++++ MATERIAL TO PROCESS ++++

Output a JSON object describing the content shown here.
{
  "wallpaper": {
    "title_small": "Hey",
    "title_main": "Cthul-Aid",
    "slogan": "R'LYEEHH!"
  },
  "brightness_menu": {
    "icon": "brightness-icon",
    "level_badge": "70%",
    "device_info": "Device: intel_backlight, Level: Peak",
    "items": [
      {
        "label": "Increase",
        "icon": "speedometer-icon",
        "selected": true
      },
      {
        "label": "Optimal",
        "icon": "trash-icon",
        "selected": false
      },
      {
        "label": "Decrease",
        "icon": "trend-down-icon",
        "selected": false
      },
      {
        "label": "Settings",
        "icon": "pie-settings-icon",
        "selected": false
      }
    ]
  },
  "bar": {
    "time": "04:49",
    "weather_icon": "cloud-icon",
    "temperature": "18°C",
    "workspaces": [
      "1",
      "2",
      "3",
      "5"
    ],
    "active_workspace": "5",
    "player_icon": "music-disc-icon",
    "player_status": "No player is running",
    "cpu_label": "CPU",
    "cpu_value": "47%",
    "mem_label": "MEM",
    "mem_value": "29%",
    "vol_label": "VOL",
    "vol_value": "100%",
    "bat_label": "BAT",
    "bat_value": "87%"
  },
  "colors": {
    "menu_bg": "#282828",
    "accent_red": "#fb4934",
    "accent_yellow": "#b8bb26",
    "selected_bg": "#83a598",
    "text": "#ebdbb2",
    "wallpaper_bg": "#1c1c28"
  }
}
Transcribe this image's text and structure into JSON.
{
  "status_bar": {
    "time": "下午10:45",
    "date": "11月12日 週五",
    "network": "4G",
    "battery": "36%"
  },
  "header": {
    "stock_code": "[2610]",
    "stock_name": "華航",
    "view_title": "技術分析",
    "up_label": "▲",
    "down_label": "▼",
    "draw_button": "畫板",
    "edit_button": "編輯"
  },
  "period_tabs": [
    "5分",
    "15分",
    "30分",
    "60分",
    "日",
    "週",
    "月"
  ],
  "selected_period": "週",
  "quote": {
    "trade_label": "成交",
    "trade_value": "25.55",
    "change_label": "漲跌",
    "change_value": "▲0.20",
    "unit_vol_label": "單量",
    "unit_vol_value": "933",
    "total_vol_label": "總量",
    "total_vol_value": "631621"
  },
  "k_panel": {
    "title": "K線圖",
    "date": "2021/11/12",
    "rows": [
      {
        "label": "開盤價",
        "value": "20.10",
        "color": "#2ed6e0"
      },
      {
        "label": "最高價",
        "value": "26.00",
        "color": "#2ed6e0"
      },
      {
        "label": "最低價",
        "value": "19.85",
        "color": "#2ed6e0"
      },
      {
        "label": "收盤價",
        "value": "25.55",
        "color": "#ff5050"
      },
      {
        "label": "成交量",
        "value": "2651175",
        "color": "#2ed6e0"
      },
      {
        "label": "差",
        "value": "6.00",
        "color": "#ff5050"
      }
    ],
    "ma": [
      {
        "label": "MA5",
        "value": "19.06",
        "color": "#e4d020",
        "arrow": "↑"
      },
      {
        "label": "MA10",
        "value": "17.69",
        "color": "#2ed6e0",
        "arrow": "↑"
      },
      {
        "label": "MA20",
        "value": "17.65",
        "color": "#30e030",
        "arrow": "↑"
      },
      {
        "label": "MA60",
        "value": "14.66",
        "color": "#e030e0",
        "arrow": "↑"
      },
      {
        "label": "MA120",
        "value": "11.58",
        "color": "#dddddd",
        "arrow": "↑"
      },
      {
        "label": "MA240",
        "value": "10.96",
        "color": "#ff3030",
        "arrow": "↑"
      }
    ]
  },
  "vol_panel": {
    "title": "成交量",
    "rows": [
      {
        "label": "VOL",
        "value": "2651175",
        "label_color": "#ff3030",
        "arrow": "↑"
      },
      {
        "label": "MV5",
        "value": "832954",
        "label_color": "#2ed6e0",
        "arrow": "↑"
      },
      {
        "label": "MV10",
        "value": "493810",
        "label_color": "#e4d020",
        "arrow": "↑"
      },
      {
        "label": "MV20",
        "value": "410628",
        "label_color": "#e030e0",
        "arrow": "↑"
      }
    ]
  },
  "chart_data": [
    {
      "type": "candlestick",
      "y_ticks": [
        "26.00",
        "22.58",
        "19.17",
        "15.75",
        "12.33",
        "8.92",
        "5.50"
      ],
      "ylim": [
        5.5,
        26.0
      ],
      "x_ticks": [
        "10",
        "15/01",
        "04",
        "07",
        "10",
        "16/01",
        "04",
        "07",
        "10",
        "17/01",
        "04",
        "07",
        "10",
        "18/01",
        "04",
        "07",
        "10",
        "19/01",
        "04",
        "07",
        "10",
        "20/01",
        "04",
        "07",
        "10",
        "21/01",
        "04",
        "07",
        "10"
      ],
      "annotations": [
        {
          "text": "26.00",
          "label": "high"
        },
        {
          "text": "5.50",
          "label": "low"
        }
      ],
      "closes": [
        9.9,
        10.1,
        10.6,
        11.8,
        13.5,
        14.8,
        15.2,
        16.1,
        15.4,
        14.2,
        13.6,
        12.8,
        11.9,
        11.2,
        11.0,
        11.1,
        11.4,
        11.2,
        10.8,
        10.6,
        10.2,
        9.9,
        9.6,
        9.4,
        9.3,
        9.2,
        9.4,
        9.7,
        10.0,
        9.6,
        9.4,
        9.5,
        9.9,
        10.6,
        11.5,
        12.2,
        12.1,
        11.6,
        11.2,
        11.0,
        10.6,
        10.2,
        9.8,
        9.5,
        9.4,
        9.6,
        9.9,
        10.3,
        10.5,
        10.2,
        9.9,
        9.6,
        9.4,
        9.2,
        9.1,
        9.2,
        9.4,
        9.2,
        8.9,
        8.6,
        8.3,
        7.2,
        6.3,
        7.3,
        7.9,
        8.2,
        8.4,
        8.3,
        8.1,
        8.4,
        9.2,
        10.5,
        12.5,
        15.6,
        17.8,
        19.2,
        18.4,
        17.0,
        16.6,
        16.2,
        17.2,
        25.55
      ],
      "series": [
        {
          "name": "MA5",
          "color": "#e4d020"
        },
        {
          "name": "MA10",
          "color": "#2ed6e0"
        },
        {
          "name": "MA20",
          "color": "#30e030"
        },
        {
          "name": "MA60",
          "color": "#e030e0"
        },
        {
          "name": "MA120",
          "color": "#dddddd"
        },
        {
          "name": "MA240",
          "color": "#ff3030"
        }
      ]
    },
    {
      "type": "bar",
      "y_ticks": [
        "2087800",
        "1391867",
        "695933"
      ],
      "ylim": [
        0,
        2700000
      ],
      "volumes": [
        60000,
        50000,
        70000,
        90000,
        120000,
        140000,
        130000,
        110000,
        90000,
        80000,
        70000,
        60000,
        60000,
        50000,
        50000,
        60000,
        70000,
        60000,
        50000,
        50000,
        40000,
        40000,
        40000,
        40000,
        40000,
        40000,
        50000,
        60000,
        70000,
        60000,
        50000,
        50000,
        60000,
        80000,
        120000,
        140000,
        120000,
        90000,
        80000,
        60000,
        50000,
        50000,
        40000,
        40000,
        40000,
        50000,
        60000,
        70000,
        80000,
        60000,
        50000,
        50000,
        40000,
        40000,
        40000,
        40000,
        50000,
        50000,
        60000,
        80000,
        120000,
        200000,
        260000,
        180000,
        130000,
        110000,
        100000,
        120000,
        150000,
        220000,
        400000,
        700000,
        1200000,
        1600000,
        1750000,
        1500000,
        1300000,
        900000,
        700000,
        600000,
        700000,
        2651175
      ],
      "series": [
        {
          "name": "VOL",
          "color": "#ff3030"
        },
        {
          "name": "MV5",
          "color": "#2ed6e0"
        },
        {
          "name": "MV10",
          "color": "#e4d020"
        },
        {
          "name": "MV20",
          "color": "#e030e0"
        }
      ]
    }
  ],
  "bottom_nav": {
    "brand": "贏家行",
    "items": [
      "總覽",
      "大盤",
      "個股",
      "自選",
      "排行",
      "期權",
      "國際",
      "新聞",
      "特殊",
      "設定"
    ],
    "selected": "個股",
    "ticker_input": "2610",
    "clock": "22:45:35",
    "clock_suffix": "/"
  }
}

++++

(WHAT THE TASK REQUIRES):
Scan the material line by line and report each one that contains "icon".

(EXPECTED ANSWER):
    "icon": "brightness-icon",
        "icon": "speedometer-icon",
        "icon": "trash-icon",
        "icon": "trend-down-icon",
        "icon": "pie-settings-icon",
    "weather_icon": "cloud-icon",
    "player_icon": "music-disc-icon",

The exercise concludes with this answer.